[Records of where elements appear]
##############################
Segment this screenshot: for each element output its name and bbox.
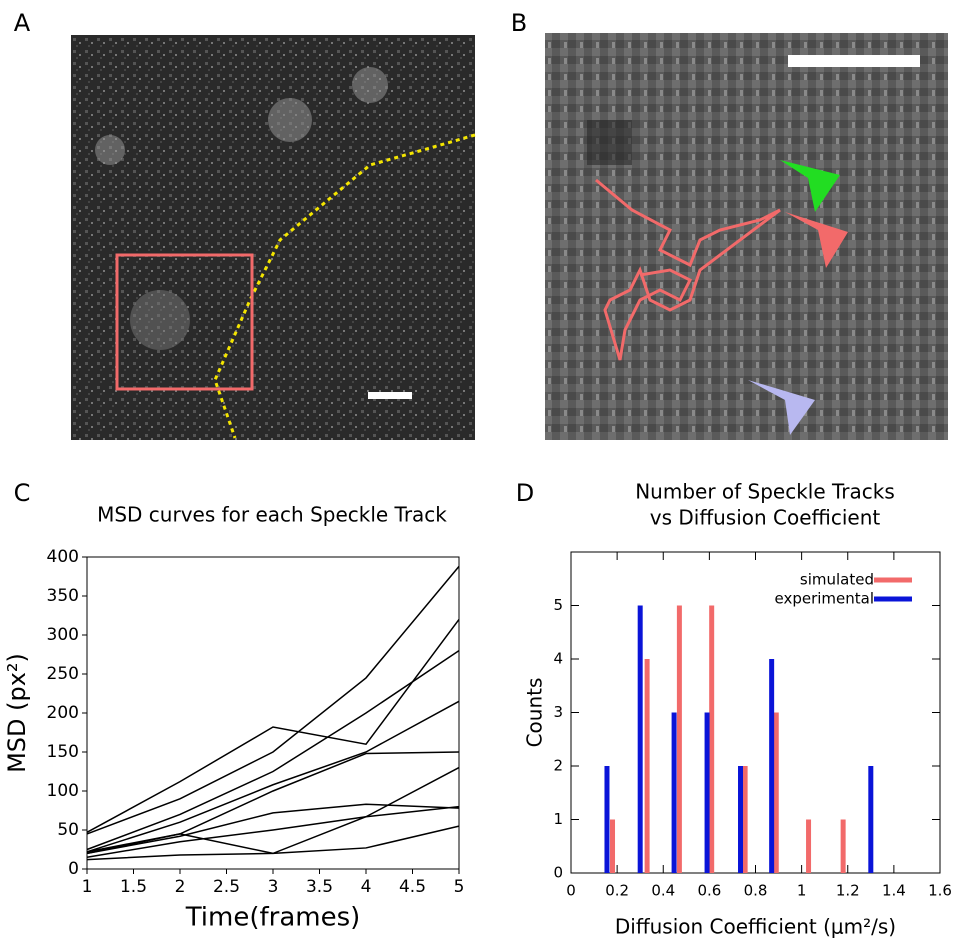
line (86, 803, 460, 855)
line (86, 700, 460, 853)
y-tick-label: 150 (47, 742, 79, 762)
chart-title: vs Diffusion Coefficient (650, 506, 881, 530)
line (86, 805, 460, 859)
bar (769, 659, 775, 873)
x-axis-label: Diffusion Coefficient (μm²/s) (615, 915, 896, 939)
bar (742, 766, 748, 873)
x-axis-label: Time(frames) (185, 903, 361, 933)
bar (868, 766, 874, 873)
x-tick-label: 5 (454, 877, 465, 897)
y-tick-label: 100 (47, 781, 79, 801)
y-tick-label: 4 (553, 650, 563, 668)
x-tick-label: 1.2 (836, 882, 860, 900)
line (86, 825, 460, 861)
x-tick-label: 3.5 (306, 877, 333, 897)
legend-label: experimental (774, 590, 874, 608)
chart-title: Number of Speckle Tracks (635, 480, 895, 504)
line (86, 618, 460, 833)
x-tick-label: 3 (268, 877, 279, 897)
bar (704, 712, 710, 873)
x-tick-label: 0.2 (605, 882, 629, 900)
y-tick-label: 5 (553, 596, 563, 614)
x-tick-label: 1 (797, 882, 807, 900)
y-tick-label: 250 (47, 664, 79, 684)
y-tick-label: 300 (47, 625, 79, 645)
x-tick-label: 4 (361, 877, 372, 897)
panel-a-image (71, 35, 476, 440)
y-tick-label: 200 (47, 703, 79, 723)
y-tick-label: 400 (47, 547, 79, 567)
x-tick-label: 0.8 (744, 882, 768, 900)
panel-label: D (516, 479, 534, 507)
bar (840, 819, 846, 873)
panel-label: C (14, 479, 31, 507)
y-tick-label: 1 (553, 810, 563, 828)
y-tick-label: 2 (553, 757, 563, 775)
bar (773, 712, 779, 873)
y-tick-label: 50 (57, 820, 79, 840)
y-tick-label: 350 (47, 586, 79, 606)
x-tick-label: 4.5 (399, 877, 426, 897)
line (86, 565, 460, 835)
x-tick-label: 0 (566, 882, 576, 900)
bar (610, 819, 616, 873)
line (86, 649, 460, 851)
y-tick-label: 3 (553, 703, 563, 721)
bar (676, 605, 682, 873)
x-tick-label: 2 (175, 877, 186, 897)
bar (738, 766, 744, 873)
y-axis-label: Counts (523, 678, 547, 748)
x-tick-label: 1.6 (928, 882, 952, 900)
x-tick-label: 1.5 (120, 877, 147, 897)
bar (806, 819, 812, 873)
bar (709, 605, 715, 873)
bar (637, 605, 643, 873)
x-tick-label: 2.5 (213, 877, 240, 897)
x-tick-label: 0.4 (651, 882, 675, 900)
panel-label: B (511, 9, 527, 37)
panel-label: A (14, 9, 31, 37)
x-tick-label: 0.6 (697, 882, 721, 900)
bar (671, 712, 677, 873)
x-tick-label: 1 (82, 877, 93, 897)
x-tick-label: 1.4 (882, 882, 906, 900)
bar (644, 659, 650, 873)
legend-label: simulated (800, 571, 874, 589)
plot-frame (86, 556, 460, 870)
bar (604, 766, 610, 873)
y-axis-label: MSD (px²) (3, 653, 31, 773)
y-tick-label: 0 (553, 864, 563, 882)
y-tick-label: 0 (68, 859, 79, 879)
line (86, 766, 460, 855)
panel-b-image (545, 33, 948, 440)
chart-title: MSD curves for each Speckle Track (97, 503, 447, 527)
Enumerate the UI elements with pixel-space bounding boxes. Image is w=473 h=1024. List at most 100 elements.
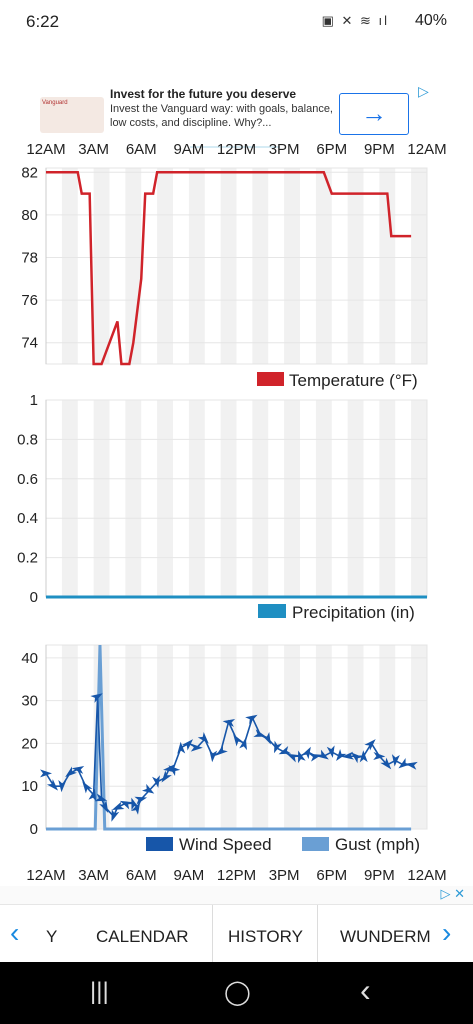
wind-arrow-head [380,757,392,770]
##############################
AIM: Please edit the records above so that every "chart-title" becomes "plot-title", with all else left unchanged. Leave the pictures out of your answer.

RESPONSE TO THE EXERCISE:
Segment this screenshot: for each element output its name and bbox.
line (86, 803, 460, 855)
line (86, 700, 460, 853)
y-tick-label: 150 (47, 742, 79, 762)
plot-title: vs Diffusion Coefficient (650, 506, 881, 530)
line (86, 805, 460, 859)
bar (769, 659, 775, 873)
x-axis-label: Diffusion Coefficient (μm²/s) (615, 915, 896, 939)
bar (742, 766, 748, 873)
x-axis-label: Time(frames) (185, 903, 361, 933)
bar (868, 766, 874, 873)
x-tick-label: 5 (454, 877, 465, 897)
y-tick-label: 100 (47, 781, 79, 801)
y-tick-label: 4 (553, 650, 563, 668)
x-tick-label: 1.2 (836, 882, 860, 900)
line (86, 825, 460, 861)
x-tick-label: 3.5 (306, 877, 333, 897)
legend-label: experimental (774, 590, 874, 608)
plot-title: Number of Speckle Tracks (635, 480, 895, 504)
line (86, 618, 460, 833)
x-tick-label: 3 (268, 877, 279, 897)
bar (704, 712, 710, 873)
x-tick-label: 0.2 (605, 882, 629, 900)
y-tick-label: 5 (553, 596, 563, 614)
x-tick-label: 1 (797, 882, 807, 900)
y-tick-label: 250 (47, 664, 79, 684)
y-tick-label: 300 (47, 625, 79, 645)
x-tick-label: 4 (361, 877, 372, 897)
panel-a-image (71, 35, 476, 440)
y-tick-label: 200 (47, 703, 79, 723)
y-tick-label: 400 (47, 547, 79, 567)
x-tick-label: 0.8 (744, 882, 768, 900)
panel-label: D (516, 479, 534, 507)
bar (840, 819, 846, 873)
panel-label: C (14, 479, 31, 507)
y-tick-label: 1 (553, 810, 563, 828)
y-tick-label: 2 (553, 757, 563, 775)
bar (773, 712, 779, 873)
y-tick-label: 50 (57, 820, 79, 840)
y-tick-label: 350 (47, 586, 79, 606)
x-tick-label: 4.5 (399, 877, 426, 897)
line (86, 565, 460, 835)
x-tick-label: 0 (566, 882, 576, 900)
bar (610, 819, 616, 873)
line (86, 649, 460, 851)
y-tick-label: 3 (553, 703, 563, 721)
bar (676, 605, 682, 873)
x-tick-label: 2 (175, 877, 186, 897)
bar (738, 766, 744, 873)
y-axis-label: Counts (523, 678, 547, 748)
x-tick-label: 1.6 (928, 882, 952, 900)
x-tick-label: 1.5 (120, 877, 147, 897)
bar (806, 819, 812, 873)
bar (709, 605, 715, 873)
bar (637, 605, 643, 873)
x-tick-label: 2.5 (213, 877, 240, 897)
x-tick-label: 0.4 (651, 882, 675, 900)
panel-label: B (511, 9, 527, 37)
panel-label: A (14, 9, 31, 37)
x-tick-label: 0.6 (697, 882, 721, 900)
bar (671, 712, 677, 873)
x-tick-label: 1 (82, 877, 93, 897)
x-tick-label: 1.4 (882, 882, 906, 900)
bar (644, 659, 650, 873)
legend-label: simulated (800, 571, 874, 589)
plot-frame (86, 556, 460, 870)
bar (604, 766, 610, 873)
y-axis-label: MSD (px²) (3, 653, 31, 773)
y-tick-label: 0 (553, 864, 563, 882)
y-tick-label: 0 (68, 859, 79, 879)
line (86, 766, 460, 855)
panel-b-image (545, 33, 948, 440)
plot-title: MSD curves for each Speckle Track (97, 503, 447, 527)
Enumerate the UI elements with pixel-space bounding boxes. Image is w=473 h=1024. List at most 100 elements.
wind-arrow-head [380,757,392,770]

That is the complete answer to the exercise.